» **INSTRUCTION**:
According to the passage on phosphorus donor qubits in silicon, what record coherence time did the latest experiment establish for the 31P nucleus?

A phosphorus (31P) donor in silicon is, almost literally, the equivalent of a hydrogen atom in vacuum. It possesses electron and nuclear spins 1/2 which act as natural qubits, and the host material can be isotopically purified to be almost perfectly free of other spin species, ensuring extraordinary coherence times.
I will present the current state-of-the-art in silicon quantum information technologies. Both the electron [1] and the nuclear [2] spin of a single 31P atom can be read out in single-shot [3] with high fidelity, through a nanoelectronic device compatible with standard semiconductor fabrication. High-frequency microwave [4] pulses can be used to prepare arbitrary quantum states of the spin qubits, with fidelity in excess of 99%. Our latest experiment on the 31P nucleus has established the record coherence time (35 seconds) for any single qubit in solid state [5], by making use of an isotopically enriched 28Si epilayer.

» **LISTED ENTRIES**:
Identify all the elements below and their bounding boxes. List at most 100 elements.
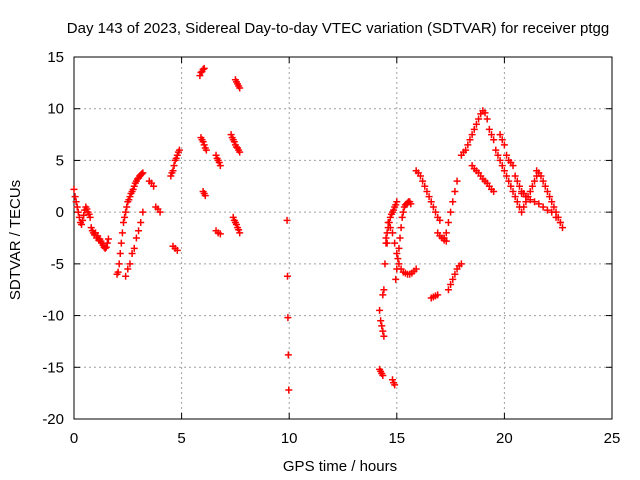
- x-tick-label: 20: [496, 430, 513, 447]
- data-point-marker: [122, 272, 130, 280]
- data-point-marker: [492, 146, 500, 154]
- data-point-marker: [126, 260, 134, 268]
- data-point-marker: [123, 203, 131, 211]
- data-point-marker: [384, 218, 392, 226]
- data-point-marker: [118, 229, 126, 237]
- data-point-marker: [468, 131, 476, 139]
- data-point-marker: [531, 177, 539, 185]
- data-point-marker: [236, 84, 244, 92]
- data-point-marker: [101, 244, 109, 252]
- data-point-marker: [130, 182, 138, 190]
- data-point-marker: [407, 200, 415, 208]
- data-point-marker: [451, 187, 459, 195]
- data-point-marker: [232, 221, 240, 229]
- data-point-marker: [236, 148, 244, 156]
- data-point-marker: [175, 146, 183, 154]
- data-point-marker: [412, 265, 420, 273]
- y-tick-label: -15: [42, 359, 64, 376]
- data-point-marker: [494, 151, 502, 159]
- data-point-marker: [216, 230, 224, 238]
- data-point-marker: [398, 213, 406, 221]
- data-point-marker: [135, 227, 143, 235]
- data-point-marker: [383, 239, 391, 247]
- data-point-marker: [139, 208, 147, 216]
- data-point-marker: [518, 208, 526, 216]
- data-point-marker: [393, 250, 401, 258]
- data-point-marker: [212, 151, 220, 159]
- data-point-marker: [509, 187, 517, 195]
- data-point-marker: [138, 170, 146, 178]
- data-point-marker: [500, 141, 508, 149]
- y-tick-label: -10: [42, 308, 64, 325]
- data-point-marker: [72, 198, 80, 206]
- data-point-marker: [380, 286, 388, 294]
- data-point-marker: [150, 182, 158, 190]
- data-point-marker: [392, 201, 400, 209]
- x-tick-label: 5: [177, 430, 185, 447]
- data-point-marker: [442, 229, 450, 237]
- x-axis-label: GPS time / hours: [283, 458, 397, 475]
- data-point-marker: [137, 218, 145, 226]
- data-point-marker: [379, 372, 387, 380]
- data-point-marker: [80, 211, 88, 219]
- data-point-marker: [283, 272, 291, 280]
- data-point-marker: [535, 200, 543, 208]
- data-point-marker: [128, 250, 136, 258]
- data-point-marker: [284, 351, 292, 359]
- data-point-marker: [498, 162, 506, 170]
- data-point-marker: [464, 141, 472, 149]
- data-point-marker: [487, 131, 495, 139]
- data-point-marker: [451, 270, 459, 278]
- data-point-marker: [391, 239, 399, 247]
- y-tick-label: 15: [47, 49, 64, 66]
- data-point-marker: [156, 208, 164, 216]
- data-point-marker: [73, 203, 81, 211]
- data-point-marker: [481, 109, 489, 117]
- data-point-marker: [513, 198, 521, 206]
- data-point-marker: [236, 229, 244, 237]
- data-point-marker: [539, 203, 547, 211]
- data-point-marker: [498, 136, 506, 144]
- data-point-marker: [543, 206, 551, 214]
- data-point-marker: [447, 281, 455, 289]
- data-point-marker: [379, 327, 387, 335]
- data-point-marker: [380, 332, 388, 340]
- data-point-marker: [526, 196, 534, 204]
- data-point-marker: [202, 146, 210, 154]
- chart-title: Day 143 of 2023, Sidereal Day-to-day VTE…: [67, 20, 609, 37]
- data-point-marker: [382, 234, 390, 242]
- data-point-marker: [496, 131, 504, 139]
- x-tick-label: 0: [70, 430, 78, 447]
- data-point-marker: [507, 182, 515, 190]
- data-point-marker: [520, 203, 528, 211]
- data-point-marker: [483, 115, 491, 123]
- data-point-marker: [539, 177, 547, 185]
- x-tick-label: 15: [388, 430, 405, 447]
- data-point-marker: [75, 213, 83, 221]
- data-point-marker: [200, 141, 208, 149]
- x-tick-label: 10: [281, 430, 298, 447]
- data-point-marker: [388, 376, 396, 384]
- data-point-marker: [394, 255, 402, 263]
- data-markers: [70, 64, 567, 394]
- data-point-marker: [199, 138, 207, 146]
- data-point-marker: [505, 177, 513, 185]
- y-tick-label: 10: [47, 101, 64, 118]
- data-point-marker: [376, 306, 384, 314]
- data-point-marker: [215, 158, 223, 166]
- data-point-marker: [116, 250, 124, 258]
- data-point-marker: [503, 172, 511, 180]
- data-point-marker: [114, 268, 122, 276]
- data-point-marker: [78, 221, 86, 229]
- y-axis-label: SDTVAR / TECUs: [7, 180, 24, 300]
- data-point-marker: [393, 198, 401, 206]
- data-point-marker: [173, 246, 181, 254]
- data-point-marker: [132, 234, 140, 242]
- data-point-marker: [126, 193, 134, 201]
- data-point-marker: [546, 193, 554, 201]
- data-point-marker: [381, 260, 389, 268]
- data-point-marker: [444, 286, 452, 294]
- data-point-marker: [117, 239, 125, 247]
- data-point-marker: [531, 198, 539, 206]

» **ANSWER FOR THE TASK**:
35 seconds